→ INSTRUCTION
Lines containing the string "that" are to be counted. Write only how many there are.

→ INPUT RECORDS
· · · · · · ·

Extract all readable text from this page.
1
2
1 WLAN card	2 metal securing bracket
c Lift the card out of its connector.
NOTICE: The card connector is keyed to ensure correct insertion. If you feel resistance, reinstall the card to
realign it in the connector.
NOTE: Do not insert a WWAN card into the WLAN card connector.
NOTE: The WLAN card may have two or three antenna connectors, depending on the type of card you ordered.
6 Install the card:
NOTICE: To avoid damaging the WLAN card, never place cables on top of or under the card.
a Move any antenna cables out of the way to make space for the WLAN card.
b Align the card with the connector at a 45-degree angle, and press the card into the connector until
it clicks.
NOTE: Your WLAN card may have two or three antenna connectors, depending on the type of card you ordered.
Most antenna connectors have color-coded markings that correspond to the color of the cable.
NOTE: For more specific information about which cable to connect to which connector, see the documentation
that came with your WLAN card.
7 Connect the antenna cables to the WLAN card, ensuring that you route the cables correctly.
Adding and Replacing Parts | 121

· · · · · · ·

→ TASK SOLUTION
3